◆ Work required ◆
Your copy of the material must match it exactly, except that pictures are dropped.

◆ Dataset rows ◆
— Begin —

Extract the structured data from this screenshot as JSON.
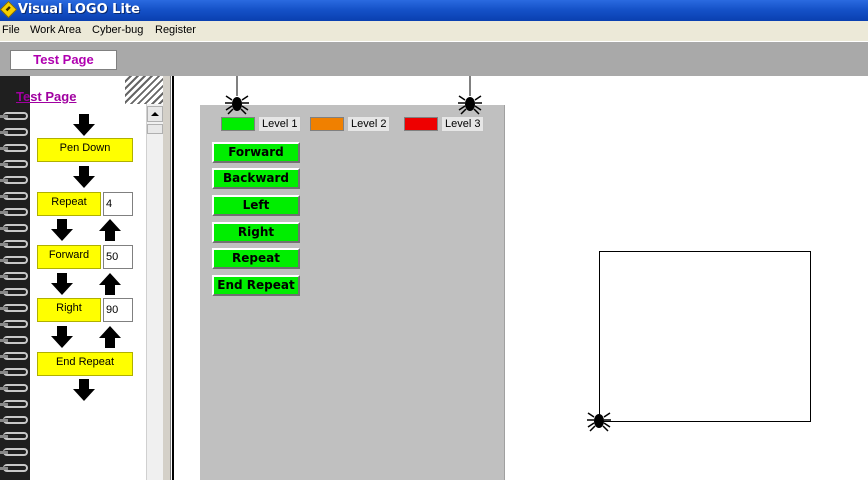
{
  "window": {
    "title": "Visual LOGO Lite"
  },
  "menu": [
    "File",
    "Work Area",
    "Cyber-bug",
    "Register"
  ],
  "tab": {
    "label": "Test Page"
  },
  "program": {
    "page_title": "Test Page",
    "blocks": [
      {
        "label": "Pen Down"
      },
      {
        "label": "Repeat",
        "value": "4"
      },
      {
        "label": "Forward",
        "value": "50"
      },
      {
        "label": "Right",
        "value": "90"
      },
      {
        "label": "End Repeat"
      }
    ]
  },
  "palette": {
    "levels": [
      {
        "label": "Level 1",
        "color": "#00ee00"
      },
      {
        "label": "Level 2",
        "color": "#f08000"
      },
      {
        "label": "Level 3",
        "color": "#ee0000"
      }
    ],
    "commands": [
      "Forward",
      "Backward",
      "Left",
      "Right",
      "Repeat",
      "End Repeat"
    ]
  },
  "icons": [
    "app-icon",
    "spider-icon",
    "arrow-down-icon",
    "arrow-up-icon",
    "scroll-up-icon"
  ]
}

— End —

◆ The output ◆
Extract the structured data from this screenshot as JSON.
{
  "window": {
    "title": "Visual LOGO Lite"
  },
  "menu": [
    "File",
    "Work Area",
    "Cyber-bug",
    "Register"
  ],
  "tab": {
    "label": "Test Page"
  },
  "program": {
    "page_title": "Test Page",
    "blocks": [
      {
        "label": "Pen Down"
      },
      {
        "label": "Repeat",
        "value": "4"
      },
      {
        "label": "Forward",
        "value": "50"
      },
      {
        "label": "Right",
        "value": "90"
      },
      {
        "label": "End Repeat"
      }
    ]
  },
  "palette": {
    "levels": [
      {
        "label": "Level 1",
        "color": "#00ee00"
      },
      {
        "label": "Level 2",
        "color": "#f08000"
      },
      {
        "label": "Level 3",
        "color": "#ee0000"
      }
    ],
    "commands": [
      "Forward",
      "Backward",
      "Left",
      "Right",
      "Repeat",
      "End Repeat"
    ]
  },
  "icons": [
    "app-icon",
    "spider-icon",
    "arrow-down-icon",
    "arrow-up-icon",
    "scroll-up-icon"
  ]
}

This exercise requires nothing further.